[BEGIN MATERIALS PROVIDED]

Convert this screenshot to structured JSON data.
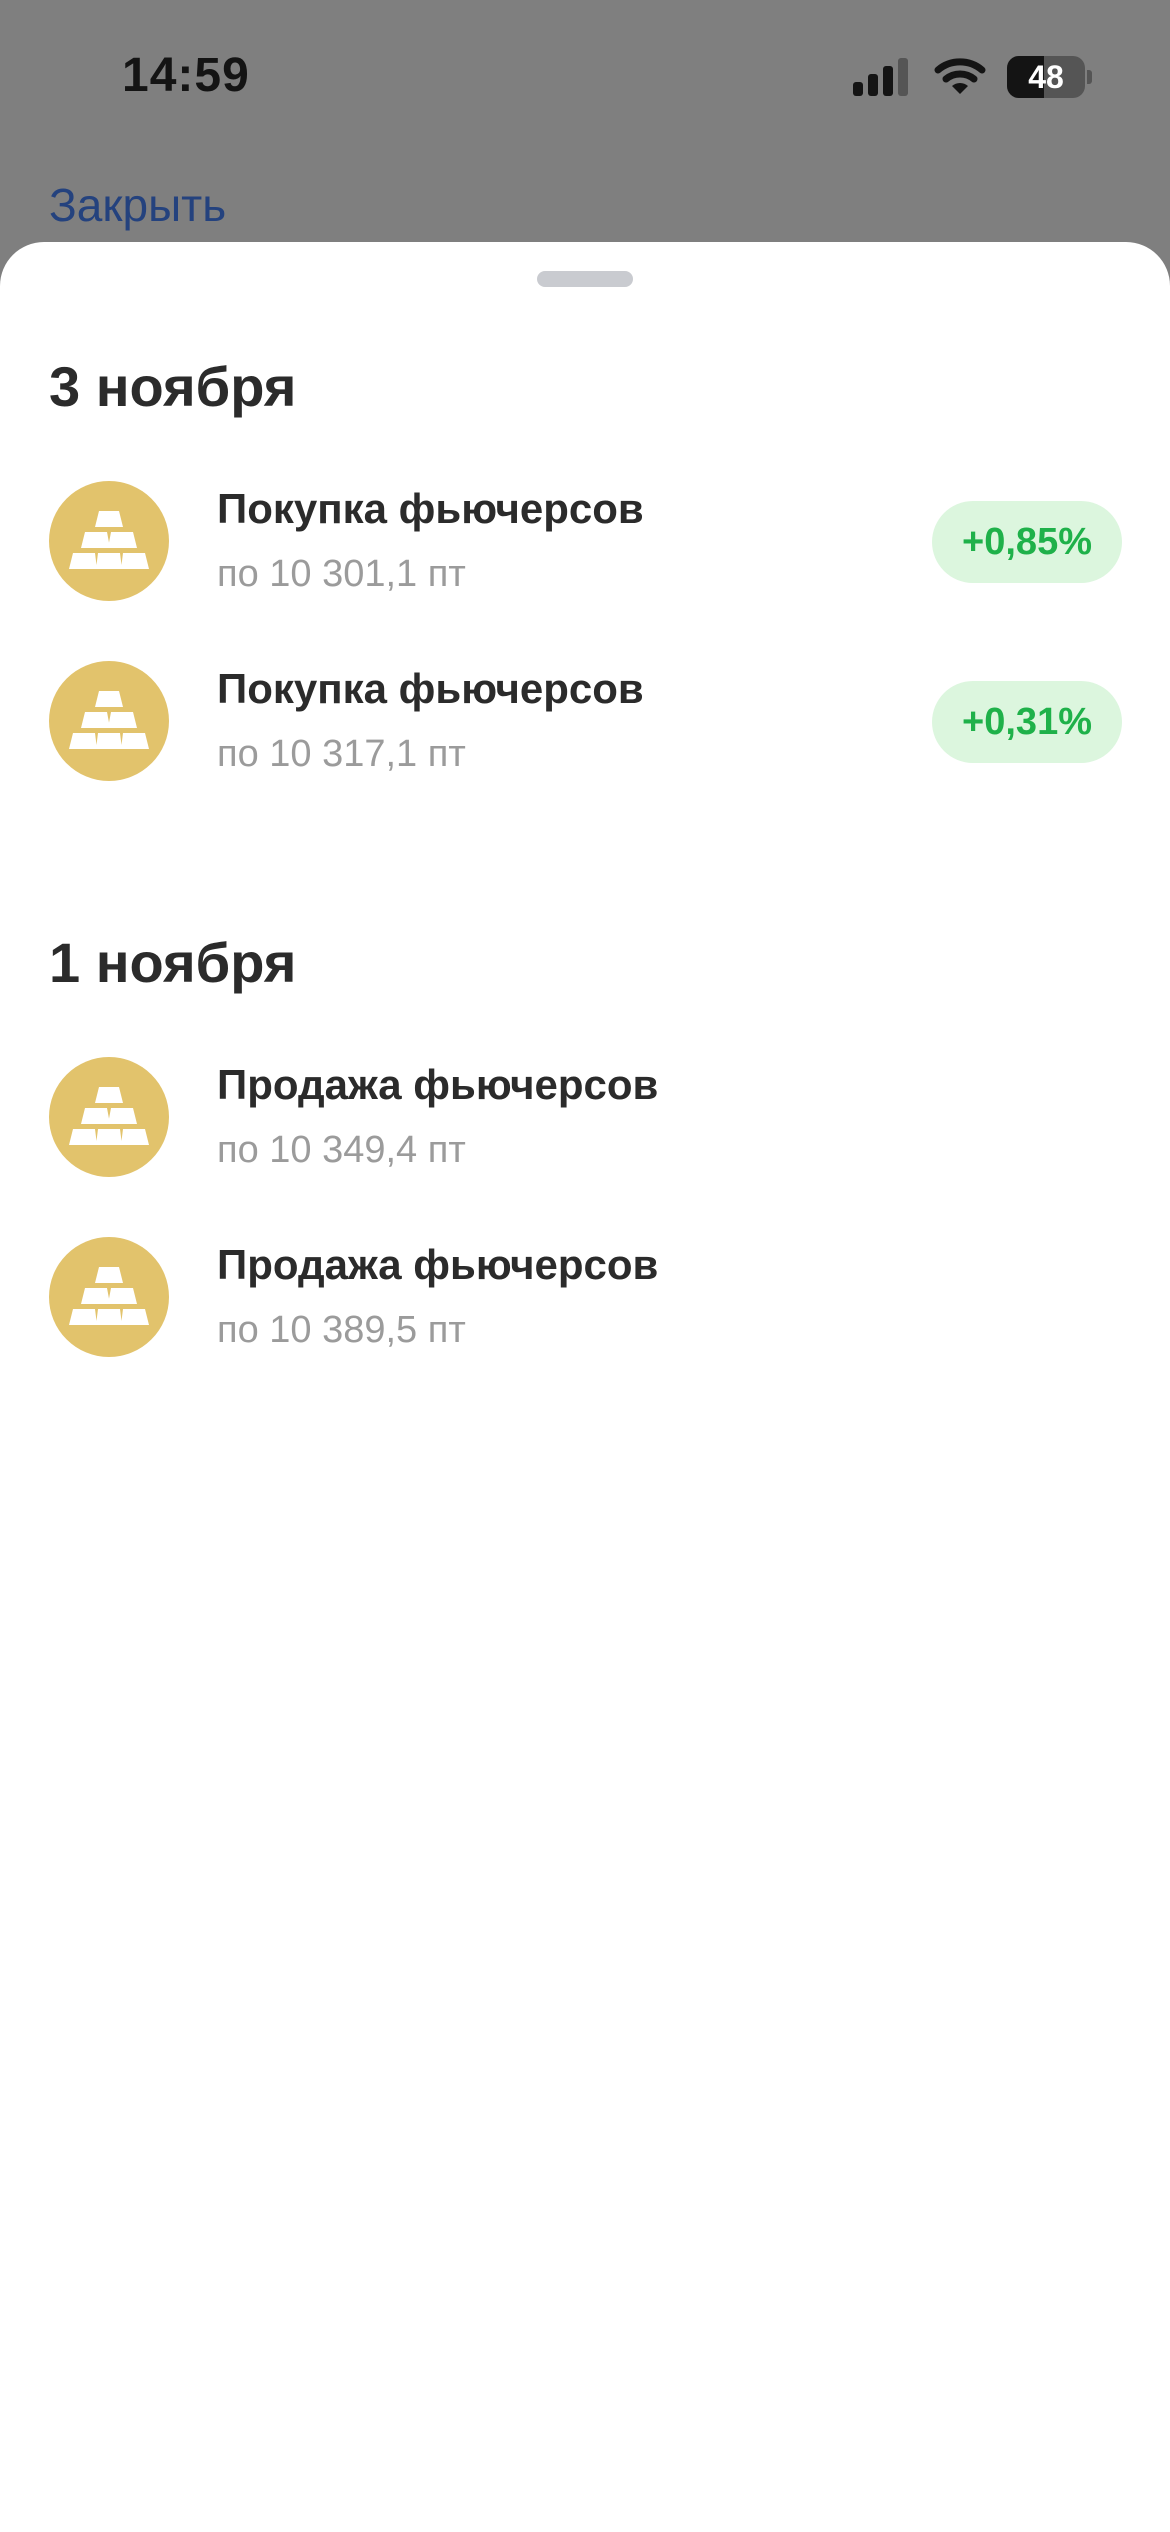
{
  "status_bar": {
    "time": "14:59",
    "battery_level": "48",
    "battery_fraction": 0.48,
    "icons": [
      "cellular-signal-icon",
      "wifi-icon",
      "battery-icon"
    ]
  },
  "header": {
    "close_label": "Закрыть"
  },
  "colors": {
    "accent_link": "#24427e",
    "icon_gold": "#e2c36c",
    "badge_bg": "#dcf6de",
    "badge_text": "#1fb14a",
    "title_text": "#2b2b2b",
    "secondary_text": "#9b9b9b"
  },
  "sections": [
    {
      "date": "3 ноября",
      "items": [
        {
          "icon": "gold-bars-icon",
          "title": "Покупка фьючерсов",
          "subtitle": "по 10 301,1 пт",
          "badge": "+0,85%"
        },
        {
          "icon": "gold-bars-icon",
          "title": "Покупка фьючерсов",
          "subtitle": "по 10 317,1 пт",
          "badge": "+0,31%"
        }
      ]
    },
    {
      "date": "1 ноября",
      "items": [
        {
          "icon": "gold-bars-icon",
          "title": "Продажа фьючерсов",
          "subtitle": "по 10 349,4 пт"
        },
        {
          "icon": "gold-bars-icon",
          "title": "Продажа фьючерсов",
          "subtitle": "по 10 389,5 пт"
        }
      ]
    }
  ]
}
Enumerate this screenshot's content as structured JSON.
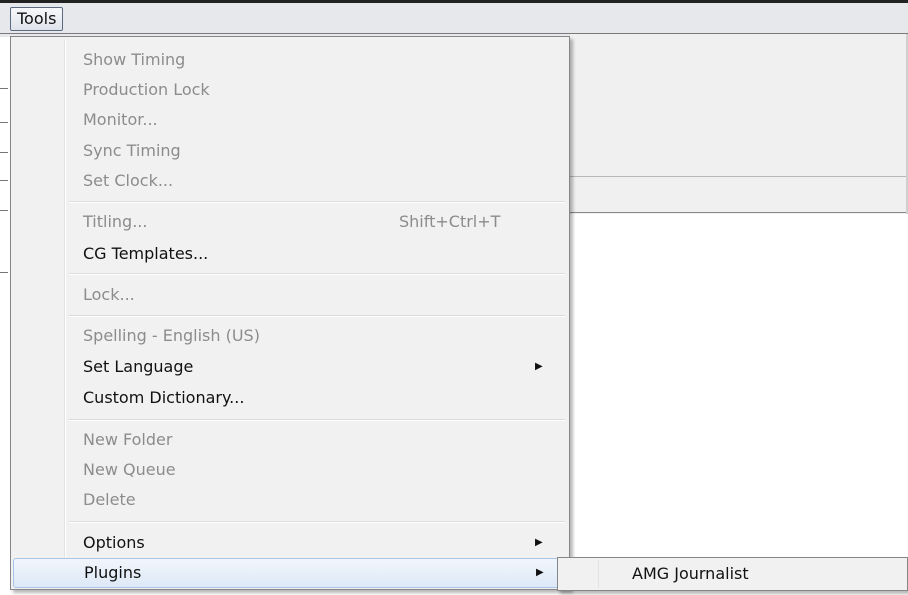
{
  "menubar": {
    "tools_label": "Tools"
  },
  "menu": {
    "groups": [
      [
        {
          "label": "Show Timing",
          "enabled": false
        },
        {
          "label": "Production Lock",
          "enabled": false
        },
        {
          "label": "Monitor...",
          "enabled": false
        },
        {
          "label": "Sync Timing",
          "enabled": false
        },
        {
          "label": "Set Clock...",
          "enabled": false
        }
      ],
      [
        {
          "label": "Titling...",
          "shortcut": "Shift+Ctrl+T",
          "enabled": false
        },
        {
          "label": "CG Templates...",
          "enabled": true
        }
      ],
      [
        {
          "label": "Lock...",
          "enabled": false
        }
      ],
      [
        {
          "label": "Spelling - English (US)",
          "enabled": false
        },
        {
          "label": "Set Language",
          "enabled": true,
          "submenu_arrow": "▶"
        },
        {
          "label": "Custom Dictionary...",
          "enabled": true
        }
      ],
      [
        {
          "label": "New Folder",
          "enabled": false
        },
        {
          "label": "New Queue",
          "enabled": false
        },
        {
          "label": "Delete",
          "enabled": false
        }
      ],
      [
        {
          "label": "Options",
          "enabled": true,
          "submenu_arrow": "▶"
        },
        {
          "label": "Plugins",
          "enabled": true,
          "submenu_arrow": "▶",
          "highlighted": true
        }
      ]
    ]
  },
  "submenu": {
    "items": [
      {
        "label": "AMG Journalist"
      }
    ]
  },
  "colors": {
    "highlight": "#dde9f7",
    "highlight_border": "#a8c4e6",
    "disabled_text": "#8c8c8c"
  }
}
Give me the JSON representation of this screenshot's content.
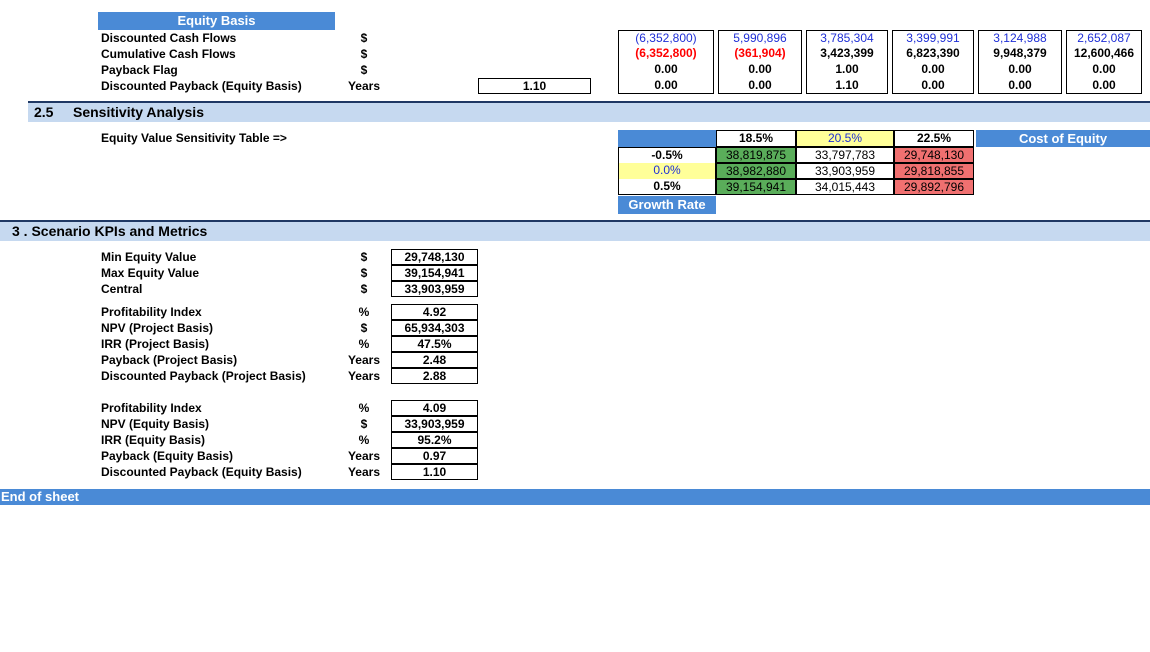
{
  "equity_basis": {
    "header": "Equity Basis",
    "rows": [
      {
        "label": "Discounted Cash Flows",
        "unit": "$",
        "values": [
          "(6,352,800)",
          "5,990,896",
          "3,785,304",
          "3,399,991",
          "3,124,988",
          "2,652,087"
        ]
      },
      {
        "label": "Cumulative Cash Flows",
        "unit": "$",
        "values": [
          "(6,352,800)",
          "(361,904)",
          "3,423,399",
          "6,823,390",
          "9,948,379",
          "12,600,466"
        ]
      },
      {
        "label": "Payback Flag",
        "unit": "$",
        "values": [
          "0.00",
          "0.00",
          "1.00",
          "0.00",
          "0.00",
          "0.00"
        ]
      },
      {
        "label": "Discounted Payback (Equity Basis)",
        "unit": "Years",
        "total": "1.10",
        "values": [
          "0.00",
          "0.00",
          "1.10",
          "0.00",
          "0.00",
          "0.00"
        ]
      }
    ]
  },
  "sensitivity": {
    "section_num": "2.5",
    "section_title": "Sensitivity Analysis",
    "table_label": "Equity Value Sensitivity Table =>",
    "col_headers": [
      "18.5%",
      "20.5%",
      "22.5%"
    ],
    "col_axis_label": "Cost of Equity",
    "row_headers": [
      "-0.5%",
      "0.0%",
      "0.5%"
    ],
    "row_axis_label": "Growth Rate",
    "grid": [
      [
        "38,819,875",
        "33,797,783",
        "29,748,130"
      ],
      [
        "38,982,880",
        "33,903,959",
        "29,818,855"
      ],
      [
        "39,154,941",
        "34,015,443",
        "29,892,796"
      ]
    ],
    "colors": {
      "low": "#f07070",
      "mid": "#ffffff",
      "high": "#5aad5a",
      "highlight": "#ffff99"
    }
  },
  "scenario": {
    "section_title": "3 . Scenario KPIs and Metrics",
    "group1": [
      {
        "label": "Min Equity Value",
        "unit": "$",
        "value": "29,748,130"
      },
      {
        "label": "Max Equity Value",
        "unit": "$",
        "value": "39,154,941"
      },
      {
        "label": "Central",
        "unit": "$",
        "value": "33,903,959"
      }
    ],
    "group2": [
      {
        "label": "Profitability Index",
        "unit": "%",
        "value": "4.92"
      },
      {
        "label": "NPV (Project Basis)",
        "unit": "$",
        "value": "65,934,303"
      },
      {
        "label": "IRR (Project Basis)",
        "unit": "%",
        "value": "47.5%"
      },
      {
        "label": "Payback  (Project Basis)",
        "unit": "Years",
        "value": "2.48"
      },
      {
        "label": "Discounted Payback  (Project Basis)",
        "unit": "Years",
        "value": "2.88"
      }
    ],
    "group3": [
      {
        "label": "Profitability Index",
        "unit": "%",
        "value": "4.09"
      },
      {
        "label": "NPV (Equity Basis)",
        "unit": "$",
        "value": "33,903,959"
      },
      {
        "label": "IRR (Equity Basis)",
        "unit": "%",
        "value": "95.2%"
      },
      {
        "label": "Payback  (Equity Basis)",
        "unit": "Years",
        "value": "0.97"
      },
      {
        "label": "Discounted Payback  (Equity Basis)",
        "unit": "Years",
        "value": "1.10"
      }
    ]
  },
  "footer": {
    "text": "End of sheet"
  }
}
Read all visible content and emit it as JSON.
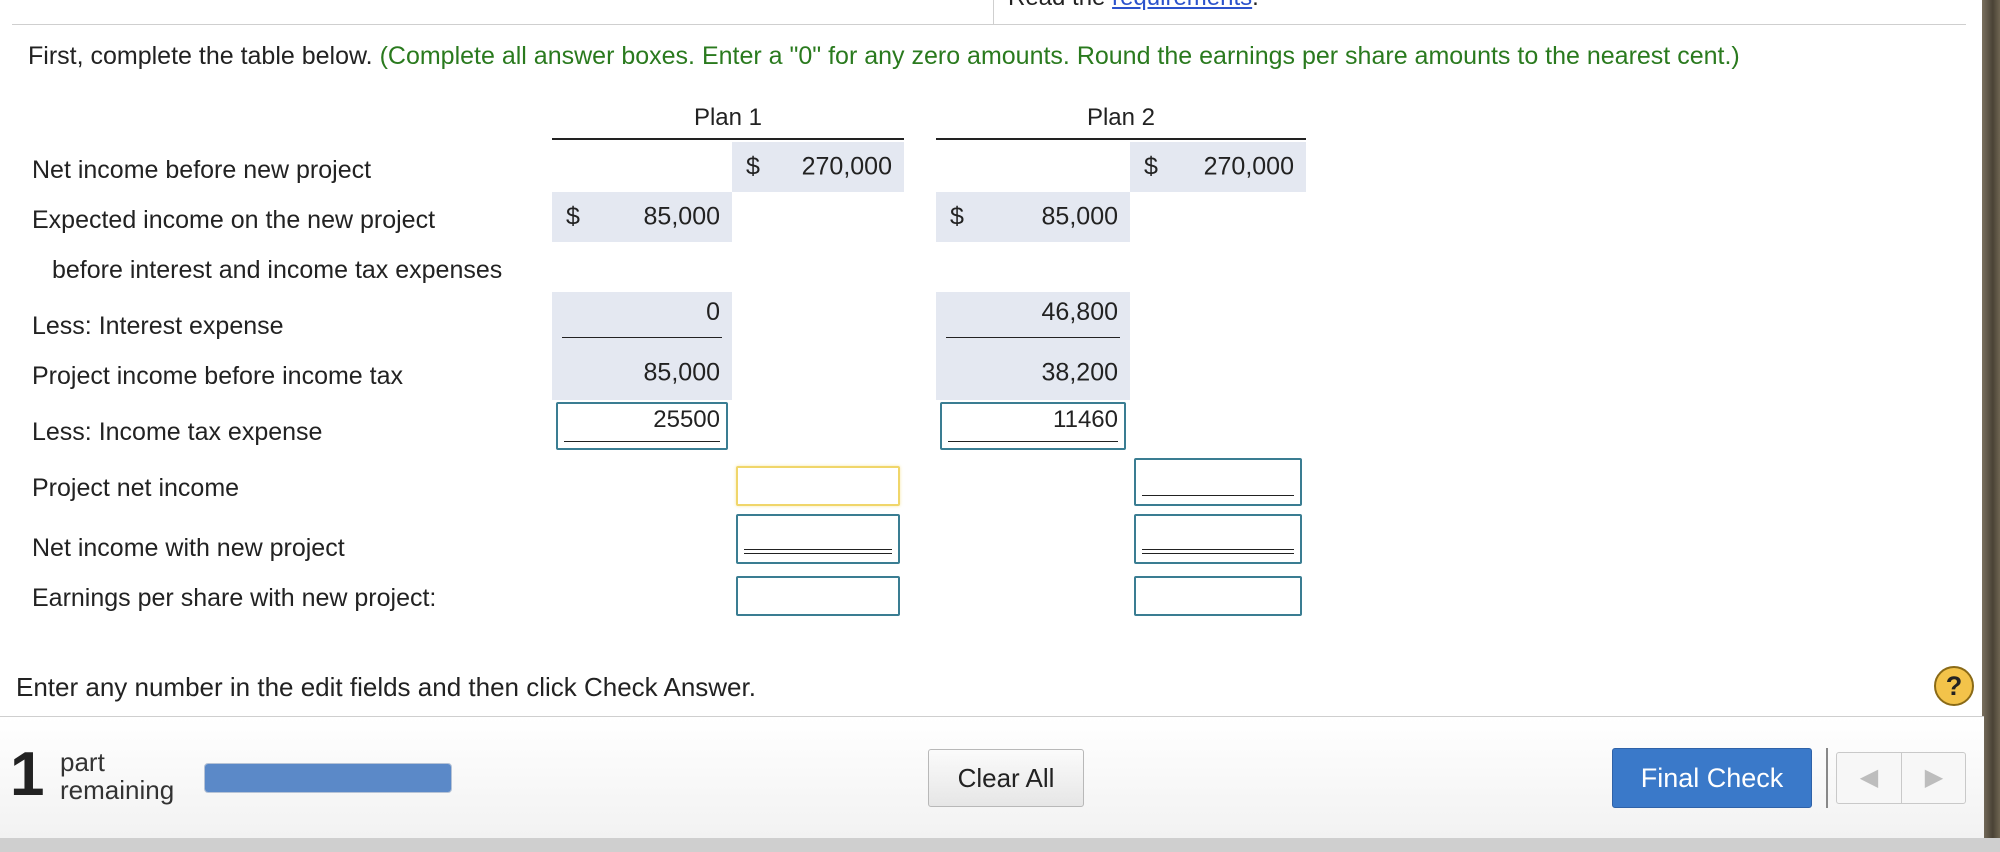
{
  "top_fragment": {
    "prefix": "Read the ",
    "link": "requirements",
    "suffix": "."
  },
  "instructions": {
    "lead": "First, complete the table below.",
    "hint": "(Complete all answer boxes. Enter a \"0\" for any zero amounts. Round the earnings per share amounts to the nearest cent.)"
  },
  "table": {
    "plan1_header": "Plan 1",
    "plan2_header": "Plan 2",
    "rows": {
      "net_income_before": "Net income before new project",
      "expected_income_1": "Expected income on the new project",
      "expected_income_2": "before interest and income tax expenses",
      "interest": "Less: Interest expense",
      "pretax": "Project income before income tax",
      "tax": "Less: Income tax expense",
      "project_net": "Project net income",
      "net_with_project": "Net income with new project",
      "eps": "Earnings per share with new project:"
    },
    "currency": "$",
    "plan1": {
      "net_income_before": "270,000",
      "expected_income": "85,000",
      "interest": "0",
      "pretax": "85,000",
      "tax_input": "25500"
    },
    "plan2": {
      "net_income_before": "270,000",
      "expected_income": "85,000",
      "interest": "46,800",
      "pretax": "38,200",
      "tax_input": "11460"
    }
  },
  "enter_message": "Enter any number in the edit fields and then click Check Answer.",
  "help_label": "?",
  "footer": {
    "parts_count": "1",
    "parts_line1": "part",
    "parts_line2": "remaining",
    "progress_percent": 100,
    "clear_all": "Clear All",
    "final_check": "Final Check",
    "prev_icon": "◀",
    "next_icon": "▶"
  },
  "colors": {
    "hint_green": "#2a7a1e",
    "accent_blue": "#3a79c9",
    "input_border": "#3a7d92",
    "active_border": "#f0d66a"
  }
}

[END MATERIALS PROVIDED]

_GOAL_: Find each line with the string "this" and copy it out.

_THE COMPLETED TASK_:
Convert this screenshot to structured JSON data.
Enumerate this screenshot's content as structured JSON.
Give me the JSON representation of this screenshot's content.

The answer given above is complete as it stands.